Leaving the pictures aside, transcribe every line below exactly.

>>>

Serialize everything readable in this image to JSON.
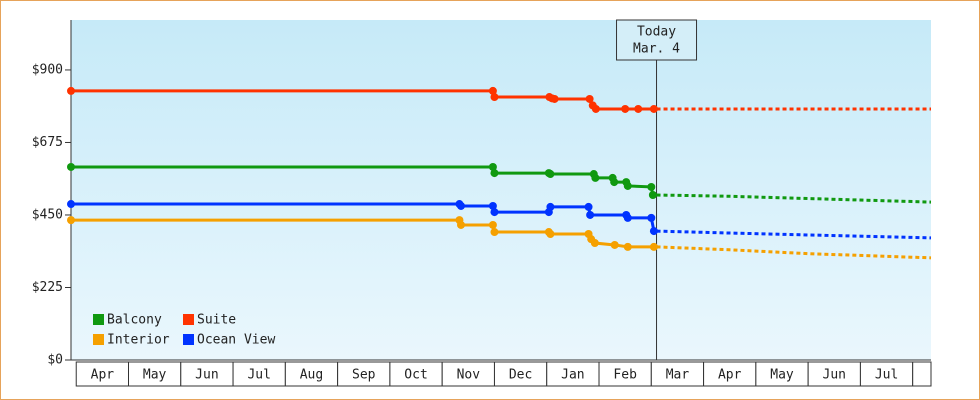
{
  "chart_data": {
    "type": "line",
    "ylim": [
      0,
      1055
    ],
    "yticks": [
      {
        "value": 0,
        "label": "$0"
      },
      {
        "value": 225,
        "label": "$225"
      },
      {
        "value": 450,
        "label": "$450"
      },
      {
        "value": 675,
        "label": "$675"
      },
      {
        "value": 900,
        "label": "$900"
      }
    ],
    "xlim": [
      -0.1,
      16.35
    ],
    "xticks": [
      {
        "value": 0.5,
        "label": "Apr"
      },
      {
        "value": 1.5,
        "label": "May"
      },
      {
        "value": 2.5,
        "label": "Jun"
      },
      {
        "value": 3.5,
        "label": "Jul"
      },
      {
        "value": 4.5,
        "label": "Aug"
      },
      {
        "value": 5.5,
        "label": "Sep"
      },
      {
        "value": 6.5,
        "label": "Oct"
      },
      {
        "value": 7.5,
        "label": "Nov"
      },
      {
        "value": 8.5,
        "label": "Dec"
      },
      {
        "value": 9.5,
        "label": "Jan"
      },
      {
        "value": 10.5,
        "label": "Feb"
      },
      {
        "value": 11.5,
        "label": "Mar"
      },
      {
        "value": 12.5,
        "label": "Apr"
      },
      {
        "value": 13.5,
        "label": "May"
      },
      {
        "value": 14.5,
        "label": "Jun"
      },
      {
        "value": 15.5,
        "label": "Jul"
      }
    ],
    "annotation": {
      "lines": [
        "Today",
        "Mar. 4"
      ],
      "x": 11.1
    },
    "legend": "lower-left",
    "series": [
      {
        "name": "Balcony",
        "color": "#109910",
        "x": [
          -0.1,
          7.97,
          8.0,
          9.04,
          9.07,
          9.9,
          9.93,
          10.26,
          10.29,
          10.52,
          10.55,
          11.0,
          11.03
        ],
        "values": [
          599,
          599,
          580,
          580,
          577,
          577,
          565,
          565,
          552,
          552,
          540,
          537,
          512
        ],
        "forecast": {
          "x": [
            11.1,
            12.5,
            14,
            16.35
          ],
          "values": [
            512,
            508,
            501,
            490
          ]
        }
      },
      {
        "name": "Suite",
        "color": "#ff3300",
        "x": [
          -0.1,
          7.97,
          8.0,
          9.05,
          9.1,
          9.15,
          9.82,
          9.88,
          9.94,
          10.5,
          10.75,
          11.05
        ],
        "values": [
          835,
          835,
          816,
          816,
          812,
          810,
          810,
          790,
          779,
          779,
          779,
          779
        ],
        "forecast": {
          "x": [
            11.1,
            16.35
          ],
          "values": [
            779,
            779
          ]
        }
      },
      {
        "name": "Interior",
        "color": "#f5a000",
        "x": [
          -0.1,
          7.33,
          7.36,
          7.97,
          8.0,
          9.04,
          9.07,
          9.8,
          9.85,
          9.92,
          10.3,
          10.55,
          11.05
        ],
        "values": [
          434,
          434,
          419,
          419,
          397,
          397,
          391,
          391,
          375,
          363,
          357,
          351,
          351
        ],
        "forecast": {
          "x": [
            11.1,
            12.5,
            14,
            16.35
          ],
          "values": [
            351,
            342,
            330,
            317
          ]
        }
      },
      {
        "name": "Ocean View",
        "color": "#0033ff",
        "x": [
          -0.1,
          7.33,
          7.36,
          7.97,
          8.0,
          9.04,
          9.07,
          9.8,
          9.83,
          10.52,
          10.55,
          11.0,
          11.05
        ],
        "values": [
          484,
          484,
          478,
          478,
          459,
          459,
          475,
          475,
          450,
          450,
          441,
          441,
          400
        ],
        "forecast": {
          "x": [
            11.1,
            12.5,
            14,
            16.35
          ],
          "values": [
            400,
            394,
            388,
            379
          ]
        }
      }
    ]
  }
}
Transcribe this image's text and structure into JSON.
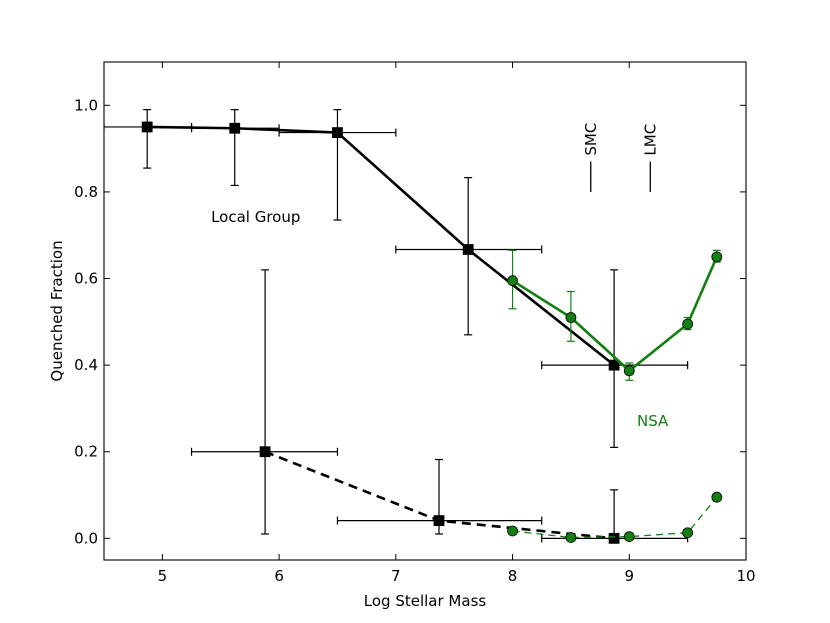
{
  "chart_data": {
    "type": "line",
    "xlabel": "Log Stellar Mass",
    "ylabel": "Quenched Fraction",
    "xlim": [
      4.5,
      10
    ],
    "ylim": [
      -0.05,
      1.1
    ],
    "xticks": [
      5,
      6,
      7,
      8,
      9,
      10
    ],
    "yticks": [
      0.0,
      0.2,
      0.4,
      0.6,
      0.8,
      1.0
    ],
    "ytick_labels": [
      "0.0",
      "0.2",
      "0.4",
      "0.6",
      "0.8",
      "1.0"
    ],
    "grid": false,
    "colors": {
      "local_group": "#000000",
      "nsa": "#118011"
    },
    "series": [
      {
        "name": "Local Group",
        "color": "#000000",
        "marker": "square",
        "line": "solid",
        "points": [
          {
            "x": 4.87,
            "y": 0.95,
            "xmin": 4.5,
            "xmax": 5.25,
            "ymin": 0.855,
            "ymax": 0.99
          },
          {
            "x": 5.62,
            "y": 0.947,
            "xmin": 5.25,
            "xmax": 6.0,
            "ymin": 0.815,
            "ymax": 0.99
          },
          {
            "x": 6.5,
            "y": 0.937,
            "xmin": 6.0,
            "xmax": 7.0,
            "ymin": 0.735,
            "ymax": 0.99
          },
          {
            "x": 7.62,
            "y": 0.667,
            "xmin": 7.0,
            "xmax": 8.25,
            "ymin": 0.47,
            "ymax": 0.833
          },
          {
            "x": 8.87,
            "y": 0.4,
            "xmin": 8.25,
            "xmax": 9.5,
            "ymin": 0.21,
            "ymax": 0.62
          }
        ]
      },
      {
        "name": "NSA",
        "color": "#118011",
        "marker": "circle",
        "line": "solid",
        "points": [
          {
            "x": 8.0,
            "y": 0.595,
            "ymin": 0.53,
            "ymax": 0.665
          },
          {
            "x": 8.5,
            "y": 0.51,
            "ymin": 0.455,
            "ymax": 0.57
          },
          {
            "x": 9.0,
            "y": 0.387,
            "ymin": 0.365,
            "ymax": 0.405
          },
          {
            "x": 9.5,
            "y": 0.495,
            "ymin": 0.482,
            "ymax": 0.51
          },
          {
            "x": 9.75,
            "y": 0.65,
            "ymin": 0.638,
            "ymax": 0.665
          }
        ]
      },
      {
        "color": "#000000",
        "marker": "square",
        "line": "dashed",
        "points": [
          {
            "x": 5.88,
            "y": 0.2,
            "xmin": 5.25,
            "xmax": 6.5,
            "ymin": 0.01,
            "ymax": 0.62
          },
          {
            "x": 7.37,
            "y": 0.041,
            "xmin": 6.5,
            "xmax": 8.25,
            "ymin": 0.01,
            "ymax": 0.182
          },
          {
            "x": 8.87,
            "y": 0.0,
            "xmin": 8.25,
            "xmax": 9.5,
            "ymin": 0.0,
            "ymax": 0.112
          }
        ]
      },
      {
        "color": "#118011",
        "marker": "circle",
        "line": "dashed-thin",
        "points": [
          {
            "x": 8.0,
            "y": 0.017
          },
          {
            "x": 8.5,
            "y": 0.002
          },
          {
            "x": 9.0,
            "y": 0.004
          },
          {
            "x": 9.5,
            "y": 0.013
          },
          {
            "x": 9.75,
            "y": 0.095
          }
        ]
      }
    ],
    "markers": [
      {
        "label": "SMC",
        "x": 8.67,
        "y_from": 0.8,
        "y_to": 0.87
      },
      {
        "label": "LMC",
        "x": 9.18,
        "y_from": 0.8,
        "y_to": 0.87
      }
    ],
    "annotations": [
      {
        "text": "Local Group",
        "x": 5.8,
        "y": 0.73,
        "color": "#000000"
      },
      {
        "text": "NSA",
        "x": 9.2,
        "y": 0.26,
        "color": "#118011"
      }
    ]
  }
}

<<<

Written answer:
Serialize everything readable in this image to JSON.
{
  "chart_data": {
    "type": "line",
    "ylim": [
      0,
      1055
    ],
    "yticks": [
      {
        "value": 0,
        "label": "$0"
      },
      {
        "value": 225,
        "label": "$225"
      },
      {
        "value": 450,
        "label": "$450"
      },
      {
        "value": 675,
        "label": "$675"
      },
      {
        "value": 900,
        "label": "$900"
      }
    ],
    "xlim": [
      -0.1,
      16.35
    ],
    "xticks": [
      {
        "value": 0.5,
        "label": "Apr"
      },
      {
        "value": 1.5,
        "label": "May"
      },
      {
        "value": 2.5,
        "label": "Jun"
      },
      {
        "value": 3.5,
        "label": "Jul"
      },
      {
        "value": 4.5,
        "label": "Aug"
      },
      {
        "value": 5.5,
        "label": "Sep"
      },
      {
        "value": 6.5,
        "label": "Oct"
      },
      {
        "value": 7.5,
        "label": "Nov"
      },
      {
        "value": 8.5,
        "label": "Dec"
      },
      {
        "value": 9.5,
        "label": "Jan"
      },
      {
        "value": 10.5,
        "label": "Feb"
      },
      {
        "value": 11.5,
        "label": "Mar"
      },
      {
        "value": 12.5,
        "label": "Apr"
      },
      {
        "value": 13.5,
        "label": "May"
      },
      {
        "value": 14.5,
        "label": "Jun"
      },
      {
        "value": 15.5,
        "label": "Jul"
      }
    ],
    "annotation": {
      "lines": [
        "Today",
        "Mar. 4"
      ],
      "x": 11.1
    },
    "legend": "lower-left",
    "series": [
      {
        "name": "Balcony",
        "color": "#109910",
        "x": [
          -0.1,
          7.97,
          8.0,
          9.04,
          9.07,
          9.9,
          9.93,
          10.26,
          10.29,
          10.52,
          10.55,
          11.0,
          11.03
        ],
        "values": [
          599,
          599,
          580,
          580,
          577,
          577,
          565,
          565,
          552,
          552,
          540,
          537,
          512
        ],
        "forecast": {
          "x": [
            11.1,
            12.5,
            14,
            16.35
          ],
          "values": [
            512,
            508,
            501,
            490
          ]
        }
      },
      {
        "name": "Suite",
        "color": "#ff3300",
        "x": [
          -0.1,
          7.97,
          8.0,
          9.05,
          9.1,
          9.15,
          9.82,
          9.88,
          9.94,
          10.5,
          10.75,
          11.05
        ],
        "values": [
          835,
          835,
          816,
          816,
          812,
          810,
          810,
          790,
          779,
          779,
          779,
          779
        ],
        "forecast": {
          "x": [
            11.1,
            16.35
          ],
          "values": [
            779,
            779
          ]
        }
      },
      {
        "name": "Interior",
        "color": "#f5a000",
        "x": [
          -0.1,
          7.33,
          7.36,
          7.97,
          8.0,
          9.04,
          9.07,
          9.8,
          9.85,
          9.92,
          10.3,
          10.55,
          11.05
        ],
        "values": [
          434,
          434,
          419,
          419,
          397,
          397,
          391,
          391,
          375,
          363,
          357,
          351,
          351
        ],
        "forecast": {
          "x": [
            11.1,
            12.5,
            14,
            16.35
          ],
          "values": [
            351,
            342,
            330,
            317
          ]
        }
      },
      {
        "name": "Ocean View",
        "color": "#0033ff",
        "x": [
          -0.1,
          7.33,
          7.36,
          7.97,
          8.0,
          9.04,
          9.07,
          9.8,
          9.83,
          10.52,
          10.55,
          11.0,
          11.05
        ],
        "values": [
          484,
          484,
          478,
          478,
          459,
          459,
          475,
          475,
          450,
          450,
          441,
          441,
          400
        ],
        "forecast": {
          "x": [
            11.1,
            12.5,
            14,
            16.35
          ],
          "values": [
            400,
            394,
            388,
            379
          ]
        }
      }
    ]
  }
}
Transcribe this image's text and structure into JSON.
{
  "chart_data": {
    "type": "line",
    "xlabel": "Log Stellar Mass",
    "ylabel": "Quenched Fraction",
    "xlim": [
      4.5,
      10
    ],
    "ylim": [
      -0.05,
      1.1
    ],
    "xticks": [
      5,
      6,
      7,
      8,
      9,
      10
    ],
    "yticks": [
      0.0,
      0.2,
      0.4,
      0.6,
      0.8,
      1.0
    ],
    "ytick_labels": [
      "0.0",
      "0.2",
      "0.4",
      "0.6",
      "0.8",
      "1.0"
    ],
    "grid": false,
    "colors": {
      "local_group": "#000000",
      "nsa": "#118011"
    },
    "series": [
      {
        "name": "Local Group",
        "color": "#000000",
        "marker": "square",
        "line": "solid",
        "points": [
          {
            "x": 4.87,
            "y": 0.95,
            "xmin": 4.5,
            "xmax": 5.25,
            "ymin": 0.855,
            "ymax": 0.99
          },
          {
            "x": 5.62,
            "y": 0.947,
            "xmin": 5.25,
            "xmax": 6.0,
            "ymin": 0.815,
            "ymax": 0.99
          },
          {
            "x": 6.5,
            "y": 0.937,
            "xmin": 6.0,
            "xmax": 7.0,
            "ymin": 0.735,
            "ymax": 0.99
          },
          {
            "x": 7.62,
            "y": 0.667,
            "xmin": 7.0,
            "xmax": 8.25,
            "ymin": 0.47,
            "ymax": 0.833
          },
          {
            "x": 8.87,
            "y": 0.4,
            "xmin": 8.25,
            "xmax": 9.5,
            "ymin": 0.21,
            "ymax": 0.62
          }
        ]
      },
      {
        "name": "NSA",
        "color": "#118011",
        "marker": "circle",
        "line": "solid",
        "points": [
          {
            "x": 8.0,
            "y": 0.595,
            "ymin": 0.53,
            "ymax": 0.665
          },
          {
            "x": 8.5,
            "y": 0.51,
            "ymin": 0.455,
            "ymax": 0.57
          },
          {
            "x": 9.0,
            "y": 0.387,
            "ymin": 0.365,
            "ymax": 0.405
          },
          {
            "x": 9.5,
            "y": 0.495,
            "ymin": 0.482,
            "ymax": 0.51
          },
          {
            "x": 9.75,
            "y": 0.65,
            "ymin": 0.638,
            "ymax": 0.665
          }
        ]
      },
      {
        "color": "#000000",
        "marker": "square",
        "line": "dashed",
        "points": [
          {
            "x": 5.88,
            "y": 0.2,
            "xmin": 5.25,
            "xmax": 6.5,
            "ymin": 0.01,
            "ymax": 0.62
          },
          {
            "x": 7.37,
            "y": 0.041,
            "xmin": 6.5,
            "xmax": 8.25,
            "ymin": 0.01,
            "ymax": 0.182
          },
          {
            "x": 8.87,
            "y": 0.0,
            "xmin": 8.25,
            "xmax": 9.5,
            "ymin": 0.0,
            "ymax": 0.112
          }
        ]
      },
      {
        "color": "#118011",
        "marker": "circle",
        "line": "dashed-thin",
        "points": [
          {
            "x": 8.0,
            "y": 0.017
          },
          {
            "x": 8.5,
            "y": 0.002
          },
          {
            "x": 9.0,
            "y": 0.004
          },
          {
            "x": 9.5,
            "y": 0.013
          },
          {
            "x": 9.75,
            "y": 0.095
          }
        ]
      }
    ],
    "markers": [
      {
        "label": "SMC",
        "x": 8.67,
        "y_from": 0.8,
        "y_to": 0.87
      },
      {
        "label": "LMC",
        "x": 9.18,
        "y_from": 0.8,
        "y_to": 0.87
      }
    ],
    "annotations": [
      {
        "text": "Local Group",
        "x": 5.8,
        "y": 0.73,
        "color": "#000000"
      },
      {
        "text": "NSA",
        "x": 9.2,
        "y": 0.26,
        "color": "#118011"
      }
    ]
  }
}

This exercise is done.